— start Raw data —
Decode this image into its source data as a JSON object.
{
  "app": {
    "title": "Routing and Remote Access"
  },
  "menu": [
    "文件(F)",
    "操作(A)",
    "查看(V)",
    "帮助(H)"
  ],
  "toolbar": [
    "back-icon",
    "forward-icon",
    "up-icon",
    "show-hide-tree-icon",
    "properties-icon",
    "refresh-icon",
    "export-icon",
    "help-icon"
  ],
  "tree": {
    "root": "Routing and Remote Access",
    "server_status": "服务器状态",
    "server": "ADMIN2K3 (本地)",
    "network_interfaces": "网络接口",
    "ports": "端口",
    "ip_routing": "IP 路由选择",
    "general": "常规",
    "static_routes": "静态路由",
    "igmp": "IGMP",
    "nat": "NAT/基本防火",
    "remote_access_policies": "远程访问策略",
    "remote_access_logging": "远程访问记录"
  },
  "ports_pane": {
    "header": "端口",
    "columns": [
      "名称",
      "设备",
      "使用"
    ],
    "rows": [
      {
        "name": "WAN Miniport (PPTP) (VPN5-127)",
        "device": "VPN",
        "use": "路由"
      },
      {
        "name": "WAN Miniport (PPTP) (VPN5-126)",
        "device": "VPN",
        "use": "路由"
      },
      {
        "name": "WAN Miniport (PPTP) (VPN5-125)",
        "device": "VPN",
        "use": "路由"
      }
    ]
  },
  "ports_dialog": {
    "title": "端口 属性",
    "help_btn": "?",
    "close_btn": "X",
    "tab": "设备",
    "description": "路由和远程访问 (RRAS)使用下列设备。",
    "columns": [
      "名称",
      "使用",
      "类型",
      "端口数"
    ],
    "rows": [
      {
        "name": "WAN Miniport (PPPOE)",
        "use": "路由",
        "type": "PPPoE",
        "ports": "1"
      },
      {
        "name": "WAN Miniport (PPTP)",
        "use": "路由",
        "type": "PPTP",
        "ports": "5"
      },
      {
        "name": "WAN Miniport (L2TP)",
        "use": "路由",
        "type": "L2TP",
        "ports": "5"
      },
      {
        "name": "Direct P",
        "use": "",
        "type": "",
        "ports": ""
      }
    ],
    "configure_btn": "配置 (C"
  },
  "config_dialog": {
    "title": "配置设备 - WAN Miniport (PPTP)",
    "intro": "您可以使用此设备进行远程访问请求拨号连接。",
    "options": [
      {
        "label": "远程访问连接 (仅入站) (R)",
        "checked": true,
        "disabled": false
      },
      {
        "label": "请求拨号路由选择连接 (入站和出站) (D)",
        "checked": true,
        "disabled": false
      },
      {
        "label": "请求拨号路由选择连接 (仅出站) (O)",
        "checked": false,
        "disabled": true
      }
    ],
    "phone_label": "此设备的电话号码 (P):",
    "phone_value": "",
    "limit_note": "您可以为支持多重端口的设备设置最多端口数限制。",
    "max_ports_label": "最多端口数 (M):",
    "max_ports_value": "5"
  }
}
— end Raw data —
Set down all of the entries exactly, please.

Decode this image into its source data as a JSON object.
{
  "app": {
    "title": "Routing and Remote Access"
  },
  "menu": [
    "文件(F)",
    "操作(A)",
    "查看(V)",
    "帮助(H)"
  ],
  "toolbar": [
    "back-icon",
    "forward-icon",
    "up-icon",
    "show-hide-tree-icon",
    "properties-icon",
    "refresh-icon",
    "export-icon",
    "help-icon"
  ],
  "tree": {
    "root": "Routing and Remote Access",
    "server_status": "服务器状态",
    "server": "ADMIN2K3 (本地)",
    "network_interfaces": "网络接口",
    "ports": "端口",
    "ip_routing": "IP 路由选择",
    "general": "常规",
    "static_routes": "静态路由",
    "igmp": "IGMP",
    "nat": "NAT/基本防火",
    "remote_access_policies": "远程访问策略",
    "remote_access_logging": "远程访问记录"
  },
  "ports_pane": {
    "header": "端口",
    "columns": [
      "名称",
      "设备",
      "使用"
    ],
    "rows": [
      {
        "name": "WAN Miniport (PPTP) (VPN5-127)",
        "device": "VPN",
        "use": "路由"
      },
      {
        "name": "WAN Miniport (PPTP) (VPN5-126)",
        "device": "VPN",
        "use": "路由"
      },
      {
        "name": "WAN Miniport (PPTP) (VPN5-125)",
        "device": "VPN",
        "use": "路由"
      }
    ]
  },
  "ports_dialog": {
    "title": "端口 属性",
    "help_btn": "?",
    "close_btn": "X",
    "tab": "设备",
    "description": "路由和远程访问 (RRAS)使用下列设备。",
    "columns": [
      "名称",
      "使用",
      "类型",
      "端口数"
    ],
    "rows": [
      {
        "name": "WAN Miniport (PPPOE)",
        "use": "路由",
        "type": "PPPoE",
        "ports": "1"
      },
      {
        "name": "WAN Miniport (PPTP)",
        "use": "路由",
        "type": "PPTP",
        "ports": "5"
      },
      {
        "name": "WAN Miniport (L2TP)",
        "use": "路由",
        "type": "L2TP",
        "ports": "5"
      },
      {
        "name": "Direct P",
        "use": "",
        "type": "",
        "ports": ""
      }
    ],
    "configure_btn": "配置 (C"
  },
  "config_dialog": {
    "title": "配置设备 - WAN Miniport (PPTP)",
    "intro": "您可以使用此设备进行远程访问请求拨号连接。",
    "options": [
      {
        "label": "远程访问连接 (仅入站) (R)",
        "checked": true,
        "disabled": false
      },
      {
        "label": "请求拨号路由选择连接 (入站和出站) (D)",
        "checked": true,
        "disabled": false
      },
      {
        "label": "请求拨号路由选择连接 (仅出站) (O)",
        "checked": false,
        "disabled": true
      }
    ],
    "phone_label": "此设备的电话号码 (P):",
    "phone_value": "",
    "limit_note": "您可以为支持多重端口的设备设置最多端口数限制。",
    "max_ports_label": "最多端口数 (M):",
    "max_ports_value": "5"
  }
}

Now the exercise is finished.